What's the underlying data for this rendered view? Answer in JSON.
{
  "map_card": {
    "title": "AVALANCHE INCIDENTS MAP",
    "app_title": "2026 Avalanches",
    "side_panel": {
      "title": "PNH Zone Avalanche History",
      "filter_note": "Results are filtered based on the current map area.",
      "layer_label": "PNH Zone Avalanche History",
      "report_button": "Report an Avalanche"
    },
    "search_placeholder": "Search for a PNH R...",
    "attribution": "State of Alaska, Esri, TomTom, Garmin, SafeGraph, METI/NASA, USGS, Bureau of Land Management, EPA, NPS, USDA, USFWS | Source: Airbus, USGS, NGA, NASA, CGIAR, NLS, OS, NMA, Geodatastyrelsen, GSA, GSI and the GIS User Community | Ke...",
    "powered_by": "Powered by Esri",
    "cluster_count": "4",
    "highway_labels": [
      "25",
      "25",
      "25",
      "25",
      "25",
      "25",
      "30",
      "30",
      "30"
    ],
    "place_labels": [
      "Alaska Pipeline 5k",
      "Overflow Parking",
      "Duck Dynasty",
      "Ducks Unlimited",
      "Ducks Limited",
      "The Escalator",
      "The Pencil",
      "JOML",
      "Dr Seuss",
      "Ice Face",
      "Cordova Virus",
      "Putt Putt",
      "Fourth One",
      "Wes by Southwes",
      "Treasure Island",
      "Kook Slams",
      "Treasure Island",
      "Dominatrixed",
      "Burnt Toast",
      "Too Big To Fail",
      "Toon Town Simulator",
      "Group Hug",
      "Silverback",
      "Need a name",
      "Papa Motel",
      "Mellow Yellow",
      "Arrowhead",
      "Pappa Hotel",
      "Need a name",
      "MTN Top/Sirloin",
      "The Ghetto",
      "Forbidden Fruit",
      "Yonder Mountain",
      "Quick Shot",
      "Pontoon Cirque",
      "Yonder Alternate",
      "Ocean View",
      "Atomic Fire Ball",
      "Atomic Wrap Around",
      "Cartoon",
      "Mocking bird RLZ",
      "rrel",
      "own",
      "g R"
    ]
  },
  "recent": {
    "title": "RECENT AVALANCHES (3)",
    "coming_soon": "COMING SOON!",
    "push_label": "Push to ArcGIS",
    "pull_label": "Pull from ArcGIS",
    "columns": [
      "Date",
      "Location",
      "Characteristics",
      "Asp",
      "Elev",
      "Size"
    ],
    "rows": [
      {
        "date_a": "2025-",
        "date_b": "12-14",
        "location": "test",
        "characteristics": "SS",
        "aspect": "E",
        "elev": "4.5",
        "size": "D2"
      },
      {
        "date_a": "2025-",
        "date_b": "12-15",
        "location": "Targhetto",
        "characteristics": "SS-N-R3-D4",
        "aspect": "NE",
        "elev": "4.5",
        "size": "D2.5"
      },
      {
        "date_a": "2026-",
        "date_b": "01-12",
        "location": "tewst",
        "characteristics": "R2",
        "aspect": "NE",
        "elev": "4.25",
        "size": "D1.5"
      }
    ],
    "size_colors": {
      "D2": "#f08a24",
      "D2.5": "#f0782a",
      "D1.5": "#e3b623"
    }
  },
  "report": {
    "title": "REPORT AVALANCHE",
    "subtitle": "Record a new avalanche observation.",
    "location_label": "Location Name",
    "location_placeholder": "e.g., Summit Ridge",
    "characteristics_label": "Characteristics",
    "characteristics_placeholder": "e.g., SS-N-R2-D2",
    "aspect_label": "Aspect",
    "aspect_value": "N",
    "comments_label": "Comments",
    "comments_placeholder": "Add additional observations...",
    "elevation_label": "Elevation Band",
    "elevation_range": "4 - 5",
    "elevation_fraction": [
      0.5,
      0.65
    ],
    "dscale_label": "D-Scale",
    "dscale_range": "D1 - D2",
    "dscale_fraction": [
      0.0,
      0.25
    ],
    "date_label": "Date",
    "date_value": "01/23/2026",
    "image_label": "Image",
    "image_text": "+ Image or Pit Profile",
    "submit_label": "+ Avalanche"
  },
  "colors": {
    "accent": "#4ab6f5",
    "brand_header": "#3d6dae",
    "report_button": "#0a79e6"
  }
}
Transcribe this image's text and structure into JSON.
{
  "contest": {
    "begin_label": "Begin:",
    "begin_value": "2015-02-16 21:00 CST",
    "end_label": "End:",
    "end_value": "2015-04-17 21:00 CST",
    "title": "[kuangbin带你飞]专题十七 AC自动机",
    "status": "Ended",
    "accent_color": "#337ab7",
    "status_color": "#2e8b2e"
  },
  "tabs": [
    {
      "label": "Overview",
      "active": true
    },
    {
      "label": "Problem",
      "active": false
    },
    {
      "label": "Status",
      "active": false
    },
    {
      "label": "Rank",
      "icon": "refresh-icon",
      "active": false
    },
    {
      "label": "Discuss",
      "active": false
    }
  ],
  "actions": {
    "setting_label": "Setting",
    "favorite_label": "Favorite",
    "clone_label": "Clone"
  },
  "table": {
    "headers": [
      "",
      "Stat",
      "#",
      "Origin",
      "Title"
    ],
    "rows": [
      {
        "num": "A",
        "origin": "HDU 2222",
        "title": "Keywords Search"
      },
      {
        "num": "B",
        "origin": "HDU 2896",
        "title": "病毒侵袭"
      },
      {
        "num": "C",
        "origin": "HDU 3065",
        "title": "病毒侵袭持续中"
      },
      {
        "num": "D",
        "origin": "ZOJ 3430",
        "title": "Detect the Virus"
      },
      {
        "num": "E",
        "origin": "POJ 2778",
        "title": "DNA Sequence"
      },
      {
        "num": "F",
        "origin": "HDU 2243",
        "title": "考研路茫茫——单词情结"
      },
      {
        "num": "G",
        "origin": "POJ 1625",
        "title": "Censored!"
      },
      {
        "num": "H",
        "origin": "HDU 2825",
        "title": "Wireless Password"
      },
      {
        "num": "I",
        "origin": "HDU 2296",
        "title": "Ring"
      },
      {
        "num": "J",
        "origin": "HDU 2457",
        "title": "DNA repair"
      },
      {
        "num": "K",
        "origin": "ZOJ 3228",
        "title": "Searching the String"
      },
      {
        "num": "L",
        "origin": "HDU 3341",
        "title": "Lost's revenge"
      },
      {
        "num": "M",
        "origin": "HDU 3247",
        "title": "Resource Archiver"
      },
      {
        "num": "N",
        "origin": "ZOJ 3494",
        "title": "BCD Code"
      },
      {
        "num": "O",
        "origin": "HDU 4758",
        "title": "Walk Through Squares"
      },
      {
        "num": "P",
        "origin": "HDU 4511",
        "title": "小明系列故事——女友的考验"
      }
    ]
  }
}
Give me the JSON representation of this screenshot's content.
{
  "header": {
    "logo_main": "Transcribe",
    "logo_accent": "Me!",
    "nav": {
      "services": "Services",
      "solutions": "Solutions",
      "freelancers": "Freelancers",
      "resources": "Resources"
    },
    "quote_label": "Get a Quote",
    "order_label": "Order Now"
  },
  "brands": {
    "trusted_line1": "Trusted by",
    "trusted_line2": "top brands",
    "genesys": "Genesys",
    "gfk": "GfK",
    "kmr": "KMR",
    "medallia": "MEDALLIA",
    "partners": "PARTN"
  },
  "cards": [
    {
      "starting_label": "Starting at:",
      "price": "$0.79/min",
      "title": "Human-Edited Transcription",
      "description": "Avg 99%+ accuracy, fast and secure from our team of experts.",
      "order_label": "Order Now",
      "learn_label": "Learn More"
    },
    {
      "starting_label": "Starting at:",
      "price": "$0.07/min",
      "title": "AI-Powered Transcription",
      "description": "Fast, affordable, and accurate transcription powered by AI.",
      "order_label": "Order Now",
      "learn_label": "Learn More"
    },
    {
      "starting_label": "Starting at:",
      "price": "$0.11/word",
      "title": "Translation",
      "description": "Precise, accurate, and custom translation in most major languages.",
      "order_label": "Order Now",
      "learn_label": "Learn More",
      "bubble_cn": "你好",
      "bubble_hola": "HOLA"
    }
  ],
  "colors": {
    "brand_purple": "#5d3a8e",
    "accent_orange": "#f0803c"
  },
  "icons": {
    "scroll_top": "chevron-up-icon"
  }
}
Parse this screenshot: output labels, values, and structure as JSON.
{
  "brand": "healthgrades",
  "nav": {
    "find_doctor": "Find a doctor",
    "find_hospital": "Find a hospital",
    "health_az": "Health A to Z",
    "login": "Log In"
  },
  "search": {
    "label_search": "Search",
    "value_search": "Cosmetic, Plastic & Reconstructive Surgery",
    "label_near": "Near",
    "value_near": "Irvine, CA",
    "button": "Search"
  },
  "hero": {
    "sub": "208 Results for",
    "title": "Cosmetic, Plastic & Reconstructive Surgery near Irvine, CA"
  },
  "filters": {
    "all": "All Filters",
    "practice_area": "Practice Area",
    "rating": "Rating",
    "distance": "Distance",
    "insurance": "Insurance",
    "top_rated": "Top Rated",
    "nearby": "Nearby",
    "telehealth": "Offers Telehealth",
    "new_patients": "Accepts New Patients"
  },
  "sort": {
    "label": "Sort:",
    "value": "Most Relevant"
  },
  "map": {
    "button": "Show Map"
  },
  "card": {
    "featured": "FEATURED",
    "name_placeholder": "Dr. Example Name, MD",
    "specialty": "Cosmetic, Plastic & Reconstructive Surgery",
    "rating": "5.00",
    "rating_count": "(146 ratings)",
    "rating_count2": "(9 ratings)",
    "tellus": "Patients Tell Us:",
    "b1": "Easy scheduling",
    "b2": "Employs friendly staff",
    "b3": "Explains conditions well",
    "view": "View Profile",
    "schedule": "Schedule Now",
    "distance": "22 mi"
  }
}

= = =

_Work item:_ Retrieve each line of the data in which the word "Cosmetic" can be found.

_Exercise output:_
    "value_search": "Cosmetic, Plastic & Reconstructive Surgery",
    "title": "Cosmetic, Plastic & Reconstructive Surgery near Irvine, CA"
    "specialty": "Cosmetic, Plastic & Reconstructive Surgery",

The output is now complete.